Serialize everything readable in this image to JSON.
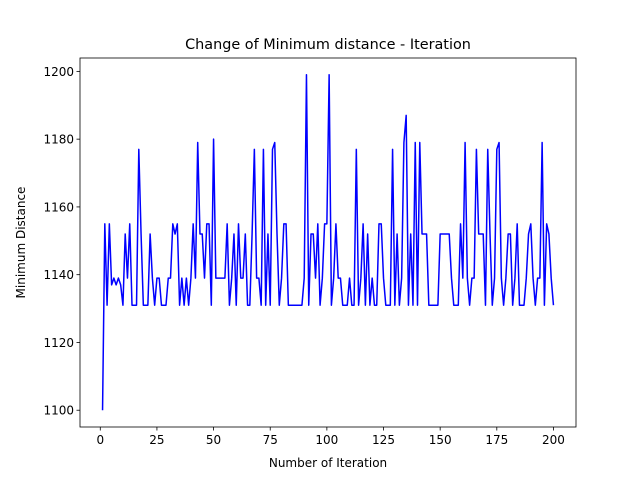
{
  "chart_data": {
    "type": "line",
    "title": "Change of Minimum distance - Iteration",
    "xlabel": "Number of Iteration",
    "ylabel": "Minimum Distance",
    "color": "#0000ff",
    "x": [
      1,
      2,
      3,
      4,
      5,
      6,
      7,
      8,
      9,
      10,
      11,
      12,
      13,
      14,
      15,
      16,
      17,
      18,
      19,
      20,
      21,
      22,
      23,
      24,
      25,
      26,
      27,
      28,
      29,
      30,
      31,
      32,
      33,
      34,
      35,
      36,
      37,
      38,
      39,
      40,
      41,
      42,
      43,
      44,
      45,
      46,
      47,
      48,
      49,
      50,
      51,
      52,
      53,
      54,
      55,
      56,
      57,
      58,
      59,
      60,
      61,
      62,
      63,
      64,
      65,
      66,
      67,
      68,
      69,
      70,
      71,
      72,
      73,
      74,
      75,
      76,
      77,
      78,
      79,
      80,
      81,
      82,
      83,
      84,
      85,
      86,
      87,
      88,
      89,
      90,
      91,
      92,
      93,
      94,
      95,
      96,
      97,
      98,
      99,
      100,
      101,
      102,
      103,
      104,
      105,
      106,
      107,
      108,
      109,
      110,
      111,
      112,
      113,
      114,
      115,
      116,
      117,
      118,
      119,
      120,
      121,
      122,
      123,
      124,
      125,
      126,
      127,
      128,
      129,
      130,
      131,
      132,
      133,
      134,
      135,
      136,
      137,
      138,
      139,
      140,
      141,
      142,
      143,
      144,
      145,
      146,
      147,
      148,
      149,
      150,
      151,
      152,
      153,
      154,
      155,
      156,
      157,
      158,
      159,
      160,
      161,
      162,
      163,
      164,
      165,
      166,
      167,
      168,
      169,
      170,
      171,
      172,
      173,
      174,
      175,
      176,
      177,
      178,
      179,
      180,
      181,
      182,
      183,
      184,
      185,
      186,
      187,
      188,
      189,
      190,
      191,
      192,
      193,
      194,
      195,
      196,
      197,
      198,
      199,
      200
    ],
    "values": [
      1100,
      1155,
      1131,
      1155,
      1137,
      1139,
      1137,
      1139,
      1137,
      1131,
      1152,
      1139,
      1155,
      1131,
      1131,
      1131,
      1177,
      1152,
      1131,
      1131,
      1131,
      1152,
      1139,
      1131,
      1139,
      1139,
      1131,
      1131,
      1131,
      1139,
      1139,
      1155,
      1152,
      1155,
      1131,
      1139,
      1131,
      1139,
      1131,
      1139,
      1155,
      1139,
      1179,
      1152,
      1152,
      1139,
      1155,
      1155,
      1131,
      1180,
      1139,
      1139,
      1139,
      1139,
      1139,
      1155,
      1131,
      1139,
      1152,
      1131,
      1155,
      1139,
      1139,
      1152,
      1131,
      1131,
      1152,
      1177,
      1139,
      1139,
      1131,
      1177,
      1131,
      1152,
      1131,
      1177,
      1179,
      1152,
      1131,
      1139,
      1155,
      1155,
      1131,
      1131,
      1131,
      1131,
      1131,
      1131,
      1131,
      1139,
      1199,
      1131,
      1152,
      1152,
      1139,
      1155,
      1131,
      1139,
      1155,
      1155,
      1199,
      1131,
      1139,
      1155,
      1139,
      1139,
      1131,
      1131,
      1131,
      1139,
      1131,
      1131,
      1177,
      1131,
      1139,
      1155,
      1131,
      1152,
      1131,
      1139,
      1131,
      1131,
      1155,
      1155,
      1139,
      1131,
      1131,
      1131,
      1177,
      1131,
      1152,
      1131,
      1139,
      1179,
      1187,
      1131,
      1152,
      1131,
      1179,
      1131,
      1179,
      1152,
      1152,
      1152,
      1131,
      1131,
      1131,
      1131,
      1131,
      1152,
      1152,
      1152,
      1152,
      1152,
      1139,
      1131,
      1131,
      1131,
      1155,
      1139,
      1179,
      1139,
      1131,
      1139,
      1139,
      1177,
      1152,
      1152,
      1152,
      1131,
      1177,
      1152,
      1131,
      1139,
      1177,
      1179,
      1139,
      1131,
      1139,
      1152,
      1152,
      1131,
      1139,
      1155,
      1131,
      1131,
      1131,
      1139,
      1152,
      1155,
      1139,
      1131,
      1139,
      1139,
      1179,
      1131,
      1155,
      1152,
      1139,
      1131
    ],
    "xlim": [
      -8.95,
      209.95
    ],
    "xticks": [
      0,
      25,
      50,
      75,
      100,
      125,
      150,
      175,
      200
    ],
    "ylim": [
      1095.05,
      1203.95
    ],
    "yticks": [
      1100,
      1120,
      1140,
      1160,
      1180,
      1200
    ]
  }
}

---*---

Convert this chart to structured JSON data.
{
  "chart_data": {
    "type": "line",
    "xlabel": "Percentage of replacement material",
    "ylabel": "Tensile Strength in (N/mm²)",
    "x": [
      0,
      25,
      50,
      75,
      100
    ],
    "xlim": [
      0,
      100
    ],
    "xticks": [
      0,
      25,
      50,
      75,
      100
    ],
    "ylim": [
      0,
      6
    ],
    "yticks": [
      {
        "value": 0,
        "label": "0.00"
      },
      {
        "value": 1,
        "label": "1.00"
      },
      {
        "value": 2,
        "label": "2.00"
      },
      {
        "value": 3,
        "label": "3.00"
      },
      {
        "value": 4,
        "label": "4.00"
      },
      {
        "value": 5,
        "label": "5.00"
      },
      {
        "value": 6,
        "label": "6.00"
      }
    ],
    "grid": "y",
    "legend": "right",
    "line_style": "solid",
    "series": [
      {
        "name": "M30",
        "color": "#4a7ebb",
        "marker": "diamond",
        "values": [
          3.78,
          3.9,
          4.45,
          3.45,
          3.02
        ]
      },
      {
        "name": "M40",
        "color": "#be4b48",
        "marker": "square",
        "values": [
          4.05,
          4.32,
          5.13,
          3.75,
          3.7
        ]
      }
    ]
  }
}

---*---

WHAT IS NEEDED:
Copy out each line that contains the word "color".

RESULT OF THE EXERCISE:
    "color": "#0000ff",
        "color": "#4a7ebb",
        "color": "#be4b48",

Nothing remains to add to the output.